Collect each line holding the string "Hawes".

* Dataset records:

☆ ☆ ☆ ☆

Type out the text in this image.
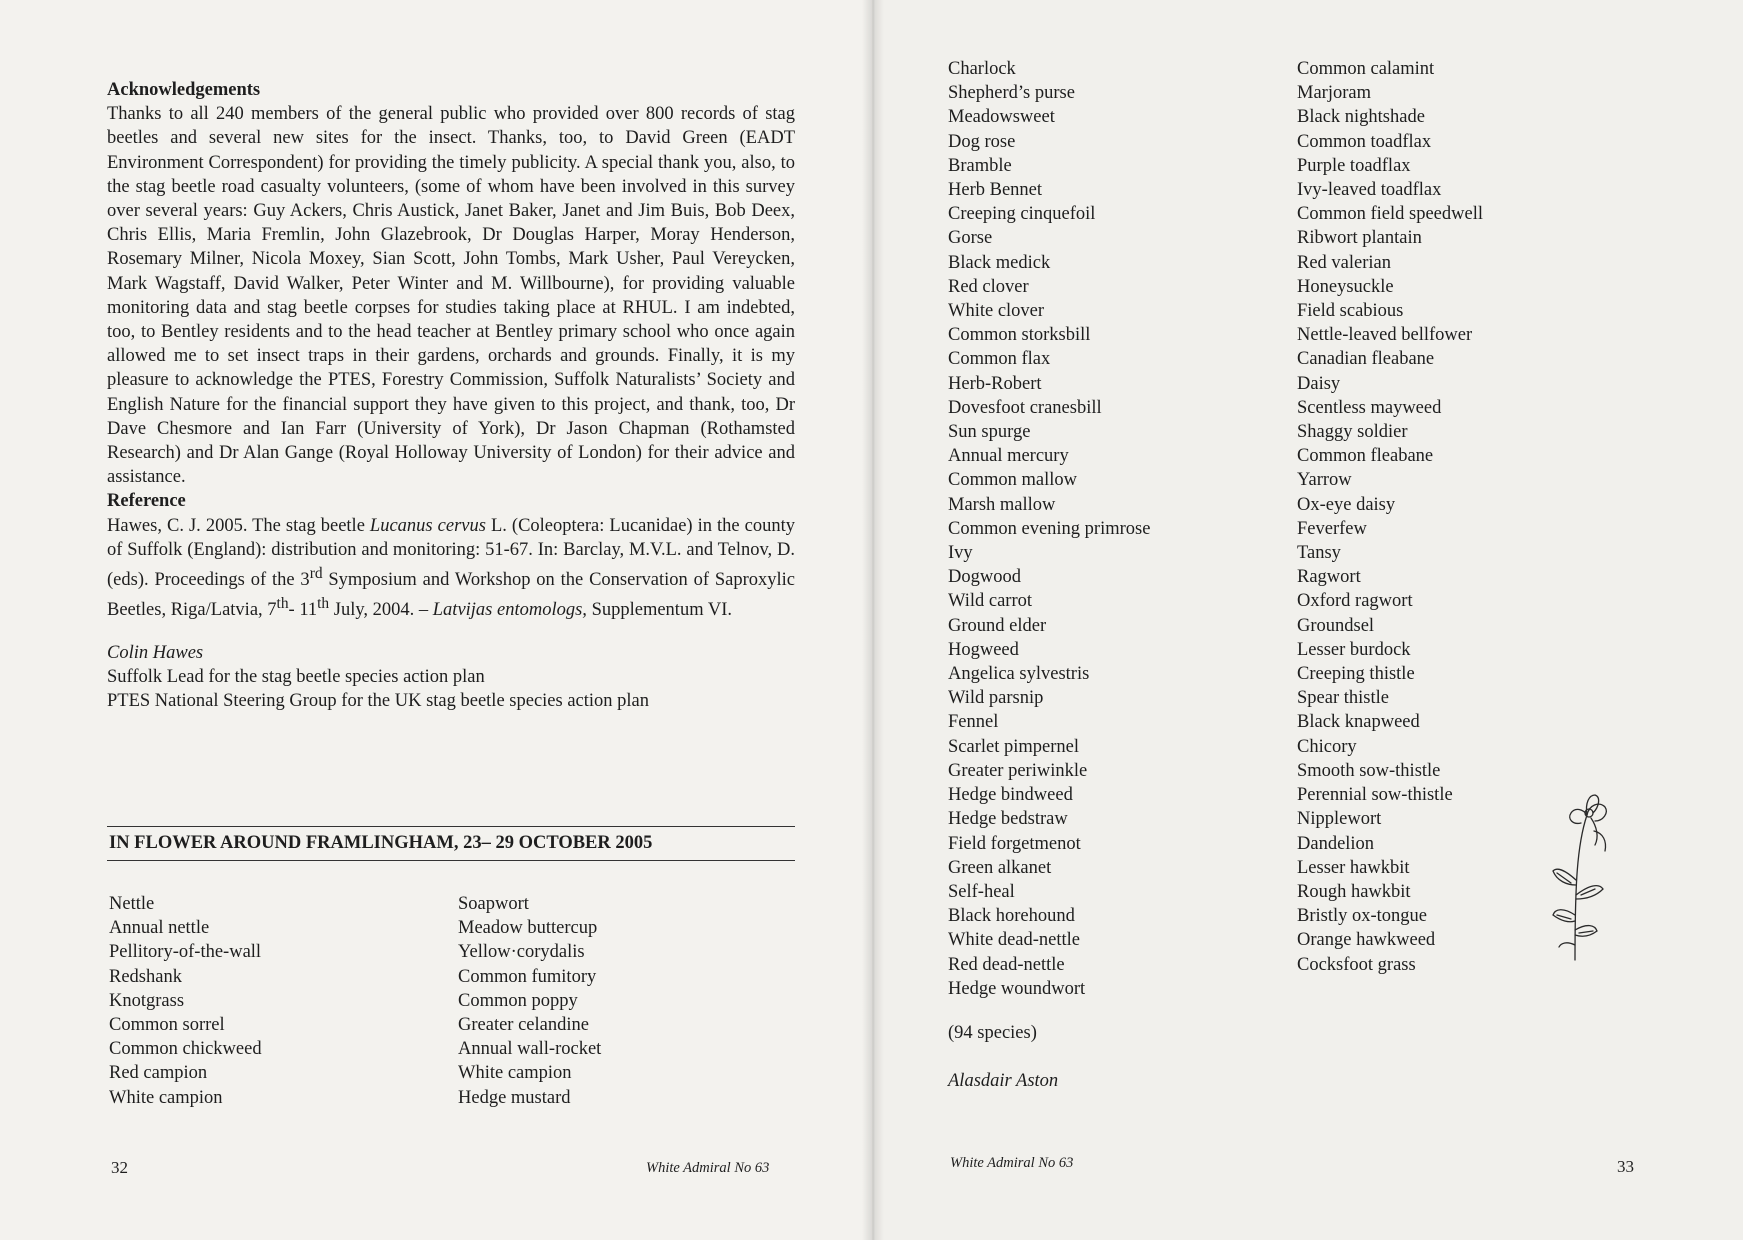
Acknowledgements

Thanks to all 240 members of the general public who provided over 800 records of stag beetles and several new sites for the insect. Thanks, too, to David Green (EADT Environment Correspondent) for providing the timely publicity. A special thank you, also, to the stag beetle road casualty volunteers, (some of whom have been involved in this survey over several years: Guy Ackers, Chris Austick, Janet Baker, Janet and Jim Buis, Bob Deex, Chris Ellis, Maria Fremlin, John Glazebrook, Dr Douglas Harper, Moray Henderson, Rosemary Milner, Nicola Moxey, Sian Scott, John Tombs, Mark Usher, Paul Vereycken, Mark Wagstaff, David Walker, Peter Winter and M. Willbourne), for providing valuable monitoring data and stag beetle corpses for studies taking place at RHUL. I am indebted, too, to Bentley residents and to the head teacher at Bentley primary school who once again allowed me to set insect traps in their gardens, orchards and grounds. Finally, it is my pleasure to acknowledge the PTES, Forestry Commission, Suffolk Naturalists’ Society and English Nature for the financial support they have given to this project, and thank, too, Dr Dave Chesmore and Ian Farr (University of York), Dr Jason Chapman (Rothamsted Research) and Dr Alan Gange (Royal Holloway University of London) for their advice and assistance.

Reference

Hawes, C. J. 2005. The stag beetle Lucanus cervus L. (Coleoptera: Lucanidae) in the county of Suffolk (England): distribution and monitoring: 51-67. In: Barclay, M.V.L. and Telnov, D. (eds). Proceedings of the 3rd Symposium and Workshop on the Conservation of Saproxylic Beetles, Riga/Latvia, 7th- 11th July, 2004. – Latvijas entomologs, Supplementum VI.

Colin Hawes

Suffolk Lead for the stag beetle species action plan

PTES National Steering Group for the UK stag beetle species action plan

IN FLOWER AROUND FRAMLINGHAM, 23– 29 OCTOBER 2005
Nettle
Annual nettle
Pellitory-of-the-wall
Redshank
Knotgrass
Common sorrel
Common chickweed
Red campion
White campion
Soapwort
Meadow buttercup
Yellow·corydalis
Common fumitory
Common poppy
Greater celandine
Annual wall-rocket
White campion
Hedge mustard
32	White Admiral No 63
Charlock
Shepherd’s purse
Meadowsweet
Dog rose
Bramble
Herb Bennet
Creeping cinquefoil
Gorse
Black medick
Red clover
White clover
Common storksbill
Common flax
Herb-Robert
Dovesfoot cranesbill
Sun spurge
Annual mercury
Common mallow
Marsh mallow
Common evening primrose
Ivy
Dogwood
Wild carrot
Ground elder
Hogweed
Angelica sylvestris
Wild parsnip
Fennel
Scarlet pimpernel
Greater periwinkle
Hedge bindweed
Hedge bedstraw
Field forgetmenot
Green alkanet
Self-heal
Black horehound
White dead-nettle
Red dead-nettle
Hedge woundwort
Common calamint
Marjoram
Black nightshade
Common toadflax
Purple toadflax
Ivy-leaved toadflax
Common field speedwell
Ribwort plantain
Red valerian
Honeysuckle
Field scabious
Nettle-leaved bellfower
Canadian fleabane
Daisy
Scentless mayweed
Shaggy soldier
Common fleabane
Yarrow
Ox-eye daisy
Feverfew
Tansy
Ragwort
Oxford ragwort
Groundsel
Lesser burdock
Creeping thistle
Spear thistle
Black knapweed
Chicory
Smooth sow-thistle
Perennial sow-thistle
Nipplewort
Dandelion
Lesser hawkbit
Rough hawkbit
Bristly ox-tongue
Orange hawkweed
Cocksfoot grass
(94 species)
Alasdair Aston
White Admiral No 63	33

☆ ☆ ☆ ☆

* TASK OUTPUT:
Hawes, C. J. 2005. The stag beetle Lucanus cervus L. (Coleoptera: Lucanidae) in the county of Suffolk (England): distribution and monitoring: 51-67. In: Barclay, M.V.L. and Telnov, D. (eds). Proceedings of the 3rd Symposium and Workshop on the Conservation of Saproxylic Beetles, Riga/Latvia, 7th- 11th July, 2004. – Latvijas entomologs, Supplementum VI.
Colin Hawes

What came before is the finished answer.